Start Text passage
It doesn't have the best revenue model and it hasn't fixed the fundamental gender imbalance problem yet.
These two problems have the same solution: charge men for membership, women join for free. Every college keg party has figured this out, I'm surprised online dating sites haven't.
Dating sites run on the network effect: they are useful in proportion to the number of people on them. If they charge money for members, they will have less people on them. Therefore someone interested in a dating website should join one (or more) that don't cost anything. Oh, and they are less likely to be scams that way too.
But the quality of dating sites matters too: is a site with 1,000 flakes or 200 people seriously looking for a date better? One thing that charging, even very small amounts, can do is weed out people who don't care. For example, Love Lab: http://thestranger.selectalternatives.com/gyrobase/Personals... through Seattle's The Stranger seems to work pretty well because a) it's already oriented in the community and b) charges, which keeps out spammers and flakes.
You might be right, but I 'm not sure which element is more important: sheer numbers or the quality of the people who have joined.
On a site that men pay but women join for free you're going to find a lot of women who expect men to pay for everything for them, and the only men on that site are going to be the kind who expect to get what they pay for.
End Text passage
Start Given data
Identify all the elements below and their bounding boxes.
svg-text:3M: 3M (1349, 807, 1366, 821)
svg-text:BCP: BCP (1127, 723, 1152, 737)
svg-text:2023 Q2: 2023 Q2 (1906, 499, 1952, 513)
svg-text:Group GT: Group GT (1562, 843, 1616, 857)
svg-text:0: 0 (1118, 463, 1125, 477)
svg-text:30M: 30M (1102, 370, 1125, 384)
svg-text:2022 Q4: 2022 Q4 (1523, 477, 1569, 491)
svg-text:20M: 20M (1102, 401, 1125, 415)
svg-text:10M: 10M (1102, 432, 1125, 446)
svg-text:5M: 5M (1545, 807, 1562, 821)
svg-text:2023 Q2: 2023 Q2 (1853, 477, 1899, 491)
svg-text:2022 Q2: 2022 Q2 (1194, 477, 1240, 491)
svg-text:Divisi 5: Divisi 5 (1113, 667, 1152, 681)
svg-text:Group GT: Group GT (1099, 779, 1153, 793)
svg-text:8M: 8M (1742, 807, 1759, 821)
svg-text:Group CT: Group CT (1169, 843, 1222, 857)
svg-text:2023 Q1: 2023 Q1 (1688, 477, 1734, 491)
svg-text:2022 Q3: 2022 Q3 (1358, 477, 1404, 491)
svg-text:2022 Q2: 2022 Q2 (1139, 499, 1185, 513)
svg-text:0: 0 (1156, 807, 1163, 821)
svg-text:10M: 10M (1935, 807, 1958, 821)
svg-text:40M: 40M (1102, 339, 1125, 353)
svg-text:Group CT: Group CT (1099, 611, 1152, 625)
End Given data
Copy out the dating-site discussion starting at "These two problems" and ending at "dating sites haven't.", swapping "membership" for "a subscription".

These two problems have the same solution: charge men for a subscription, women join for free. Every college keg party has figured this out, I'm surprised online dating sites haven't.